--- START Supplied records ---
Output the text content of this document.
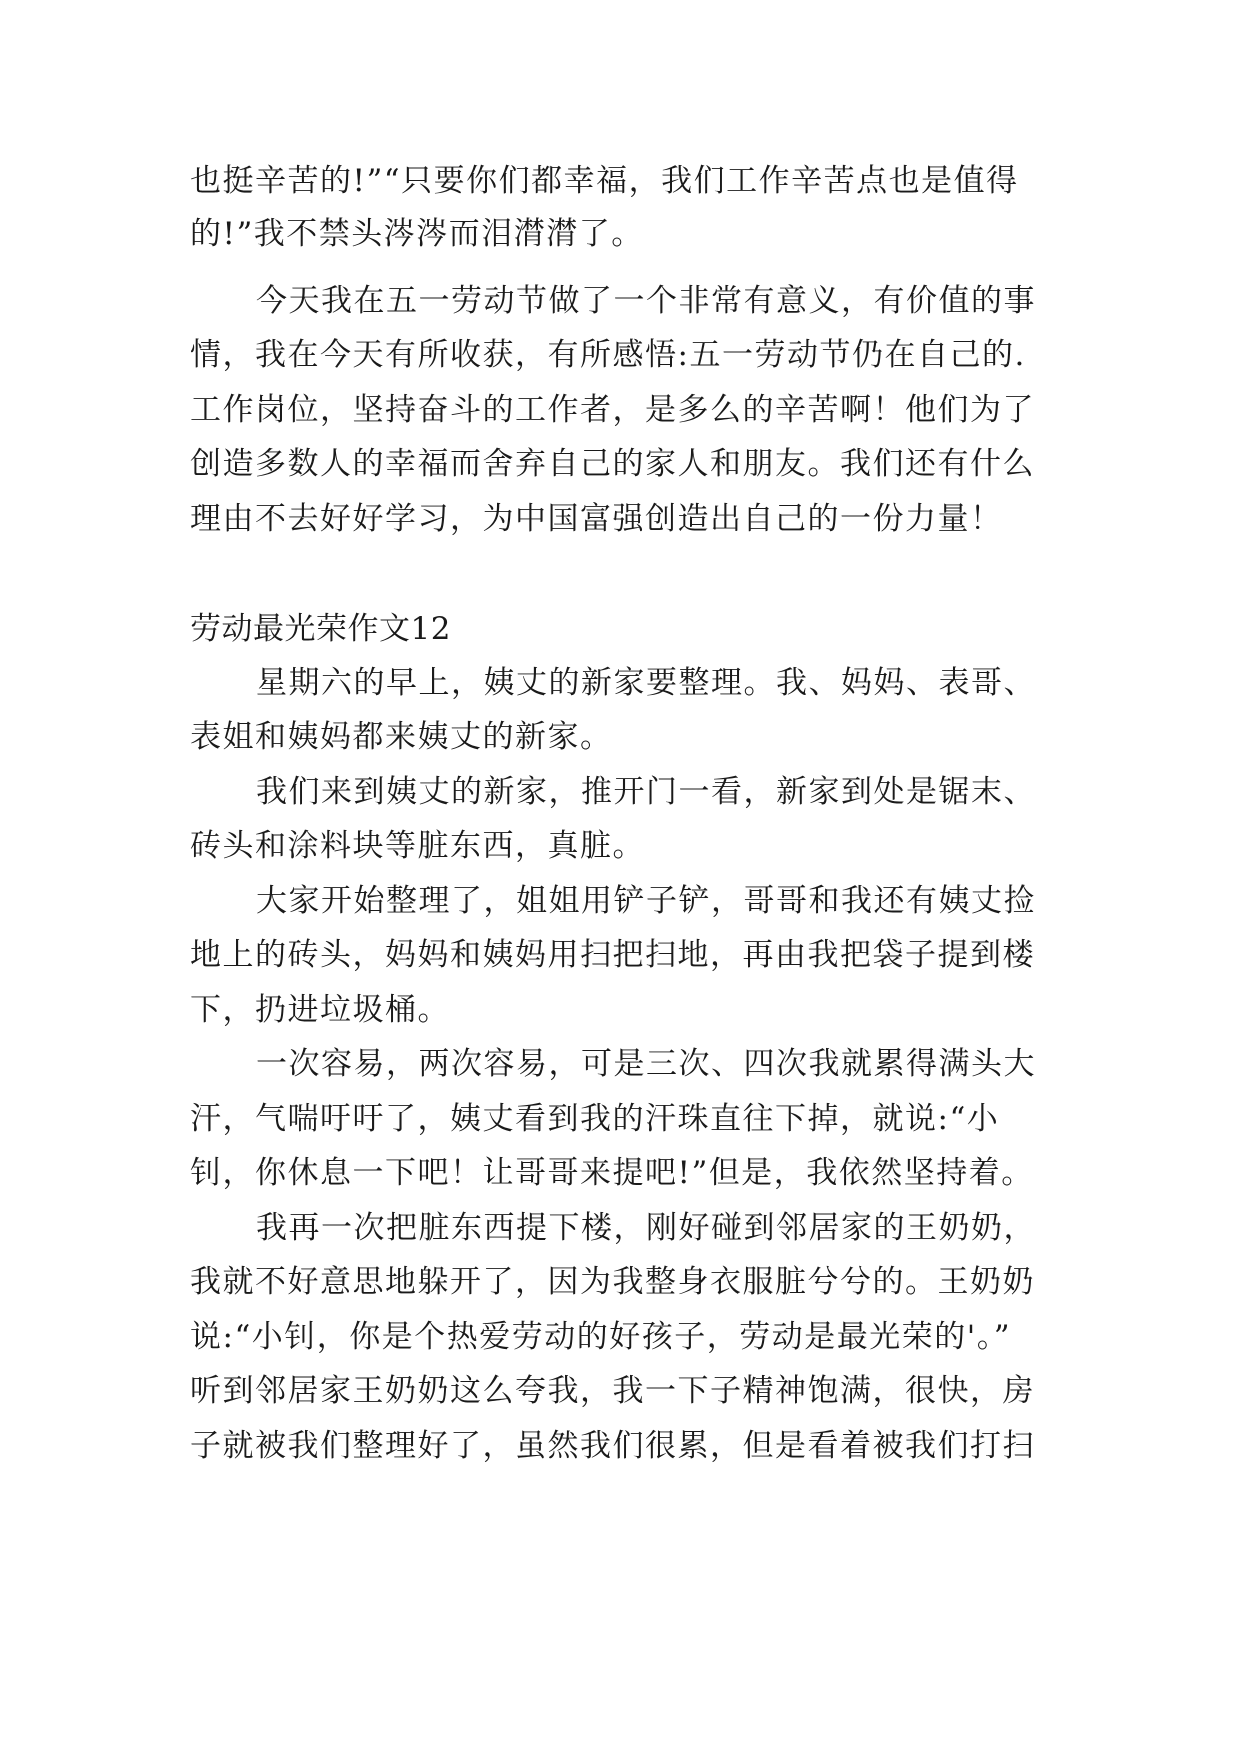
也挺辛苦的!”“只要你们都幸福，我们工作辛苦点也是值得
的!”我不禁头涔涔而泪潸潸了。
今天我在五一劳动节做了一个非常有意义，有价值的事
情，我在今天有所收获，有所感悟:五一劳动节仍在自己的.
工作岗位，坚持奋斗的工作者，是多么的辛苦啊！他们为了
创造多数人的幸福而舍弃自己的家人和朋友。我们还有什么
理由不去好好学习，为中国富强创造出自己的一份力量！
劳动最光荣作文12
星期六的早上，姨丈的新家要整理。我、妈妈、表哥、
表姐和姨妈都来姨丈的新家。
我们来到姨丈的新家，推开门一看，新家到处是锯末、
砖头和涂料块等脏东西，真脏。
大家开始整理了，姐姐用铲子铲，哥哥和我还有姨丈捡
地上的砖头，妈妈和姨妈用扫把扫地，再由我把袋子提到楼
下，扔进垃圾桶。
一次容易，两次容易，可是三次、四次我就累得满头大
汗，气喘吁吁了，姨丈看到我的汗珠直往下掉，就说:“小
钊，你休息一下吧！让哥哥来提吧!”但是，我依然坚持着。
我再一次把脏东西提下楼，刚好碰到邻居家的王奶奶，
我就不好意思地躲开了，因为我整身衣服脏兮兮的。王奶奶
说:“小钊，你是个热爱劳动的好孩子，劳动是最光荣的'。”
听到邻居家王奶奶这么夸我，我一下子精神饱满，很快，房
子就被我们整理好了，虽然我们很累，但是看着被我们打扫
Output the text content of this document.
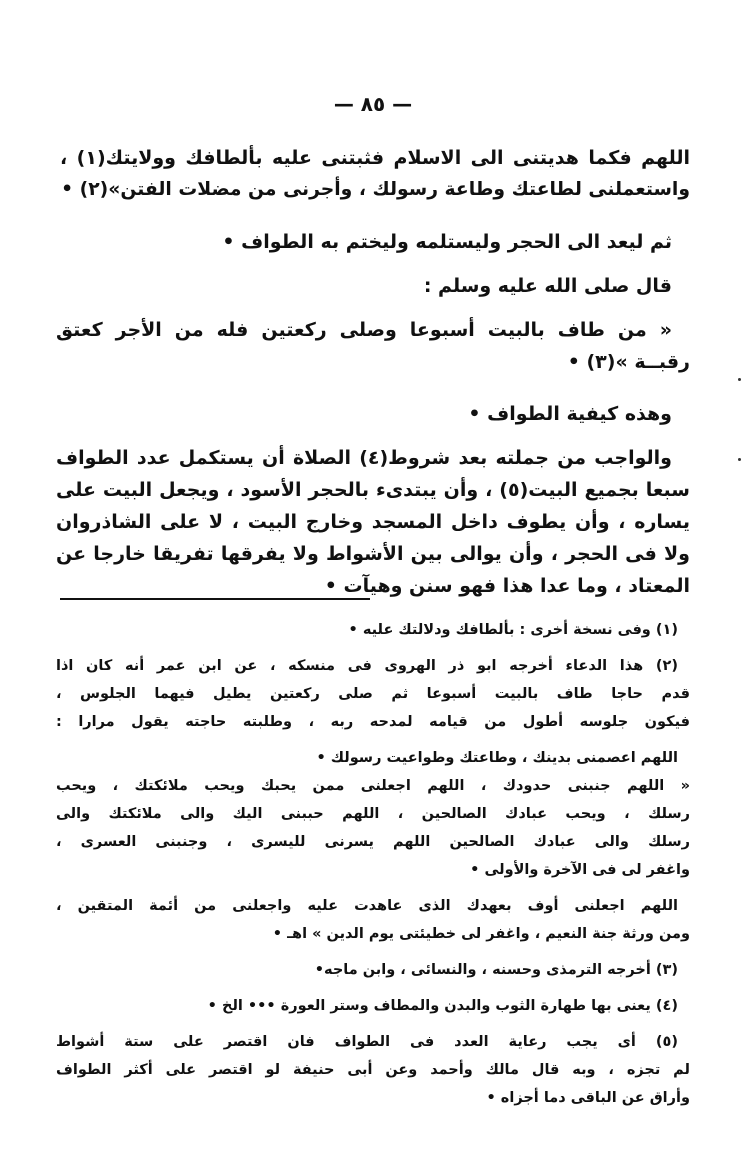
— ٨٥ —
اللهم فكما هديتنى الى الاسلام فثبتنى عليه بألطافك وولايتك(١) ،
واستعملنى لطاعتك وطاعة رسولك ، وأجرنى من مضلات الفتن»(٢) •
ثم ليعد الى الحجر وليستلمه وليختم به الطواف •
قال صلى الله عليه وسلم :
« من طاف بالبيت أسبوعا وصلى ركعتين فله من الأجر كعتق
رقبــة »(٣) •
وهذه كيفية الطواف •
والواجب من جملته بعد شروط(٤) الصلاة أن يستكمل عدد الطواف
سبعا بجميع البيت(٥) ، وأن يبتدىء بالحجر الأسود ، ويجعل البيت على
يساره ، وأن يطوف داخل المسجد وخارج البيت ، لا على الشاذروان
ولا فى الحجر ، وأن يوالى بين الأشواط ولا يفرقها تفريقا خارجا عن
المعتاد ، وما عدا هذا فهو سنن وهيآت •
(١) وفى نسخة أخرى : بألطافك ودلالتك عليه •
(٢) هذا الدعاء أخرجه ابو ذر الهروى فى منسكه ، عن ابن عمر أنه كان اذا
قدم حاجا طاف بالبيت أسبوعا ثم صلى ركعتين يطيل فيهما الجلوس ،
فيكون جلوسه أطول من قيامه لمدحه ربه ، وطلبته حاجته يقول مرارا :
اللهم اعصمنى بدينك ، وطاعتك وطواعيت رسولك •
« اللهم جنبنى حدودك ، اللهم اجعلنى ممن يحبك ويحب ملائكتك ، ويحب
رسلك ، ويحب عبادك الصالحين ، اللهم حببنى اليك والى ملائكتك والى
رسلك والى عبادك الصالحين اللهم يسرنى لليسرى ، وجنبنى العسرى ،
واغفر لى فى الآخرة والأولى •
اللهم اجعلنى أوف بعهدك الذى عاهدت عليه واجعلنى من أئمة المتقين ،
ومن ورثة جنة النعيم ، واغفر لى خطيئتى يوم الدين » اهـ •
(٣) أخرجه الترمذى وحسنه ، والنسائى ، وابن ماجه•
(٤) يعنى بها طهارة الثوب والبدن والمطاف وستر العورة ••• الخ •
(٥) أى يجب رعاية العدد فى الطواف فان اقتصر على ستة أشواط
لم تجزه ، وبه قال مالك وأحمد وعن أبى حنيفة لو اقتصر على أكثر الطواف
وأراق عن الباقى دما أجزاه •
--- END Supplied records ---
Using the listing above, list every line in which the string "الصالحين" occurs.

رسلك ، ويحب عبادك الصالحين ، اللهم حببنى اليك والى ملائكتك والى
رسلك والى عبادك الصالحين اللهم يسرنى لليسرى ، وجنبنى العسرى ،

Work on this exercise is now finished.